- [What the task asks]: Write the material out again in full, exactly.

Data items:
— start —

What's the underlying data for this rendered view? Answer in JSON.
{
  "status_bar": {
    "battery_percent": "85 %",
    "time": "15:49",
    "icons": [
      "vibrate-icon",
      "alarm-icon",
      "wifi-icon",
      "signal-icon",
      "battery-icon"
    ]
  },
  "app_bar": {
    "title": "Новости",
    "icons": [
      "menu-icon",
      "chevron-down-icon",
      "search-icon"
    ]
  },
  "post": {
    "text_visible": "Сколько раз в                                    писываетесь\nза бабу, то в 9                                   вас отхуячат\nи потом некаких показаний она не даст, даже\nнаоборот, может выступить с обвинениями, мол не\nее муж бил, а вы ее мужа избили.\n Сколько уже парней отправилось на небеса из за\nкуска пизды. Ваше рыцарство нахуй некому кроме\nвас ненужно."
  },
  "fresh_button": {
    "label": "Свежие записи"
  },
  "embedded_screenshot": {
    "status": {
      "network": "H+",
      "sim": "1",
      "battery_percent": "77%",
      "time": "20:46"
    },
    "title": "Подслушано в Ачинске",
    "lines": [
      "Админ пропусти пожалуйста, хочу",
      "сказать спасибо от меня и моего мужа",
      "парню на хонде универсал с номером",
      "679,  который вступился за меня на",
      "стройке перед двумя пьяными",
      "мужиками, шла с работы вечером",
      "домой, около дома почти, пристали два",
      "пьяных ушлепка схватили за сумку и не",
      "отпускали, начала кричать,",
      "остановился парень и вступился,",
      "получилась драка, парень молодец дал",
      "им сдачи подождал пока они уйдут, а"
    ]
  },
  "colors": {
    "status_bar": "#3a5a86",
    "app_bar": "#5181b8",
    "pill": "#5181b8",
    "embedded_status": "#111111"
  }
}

— end —

- [Solution below]:
What's the underlying data for this rendered view? Answer in JSON.
{
  "status_bar": {
    "battery_percent": "85 %",
    "time": "15:49",
    "icons": [
      "vibrate-icon",
      "alarm-icon",
      "wifi-icon",
      "signal-icon",
      "battery-icon"
    ]
  },
  "app_bar": {
    "title": "Новости",
    "icons": [
      "menu-icon",
      "chevron-down-icon",
      "search-icon"
    ]
  },
  "post": {
    "text_visible": "Сколько раз в                                    писываетесь\nза бабу, то в 9                                   вас отхуячат\nи потом некаких показаний она не даст, даже\nнаоборот, может выступить с обвинениями, мол не\nее муж бил, а вы ее мужа избили.\n Сколько уже парней отправилось на небеса из за\nкуска пизды. Ваше рыцарство нахуй некому кроме\nвас ненужно."
  },
  "fresh_button": {
    "label": "Свежие записи"
  },
  "embedded_screenshot": {
    "status": {
      "network": "H+",
      "sim": "1",
      "battery_percent": "77%",
      "time": "20:46"
    },
    "title": "Подслушано в Ачинске",
    "lines": [
      "Админ пропусти пожалуйста, хочу",
      "сказать спасибо от меня и моего мужа",
      "парню на хонде универсал с номером",
      "679,  который вступился за меня на",
      "стройке перед двумя пьяными",
      "мужиками, шла с работы вечером",
      "домой, около дома почти, пристали два",
      "пьяных ушлепка схватили за сумку и не",
      "отпускали, начала кричать,",
      "остановился парень и вступился,",
      "получилась драка, парень молодец дал",
      "им сдачи подождал пока они уйдут, а"
    ]
  },
  "colors": {
    "status_bar": "#3a5a86",
    "app_bar": "#5181b8",
    "pill": "#5181b8",
    "embedded_status": "#111111"
  }
}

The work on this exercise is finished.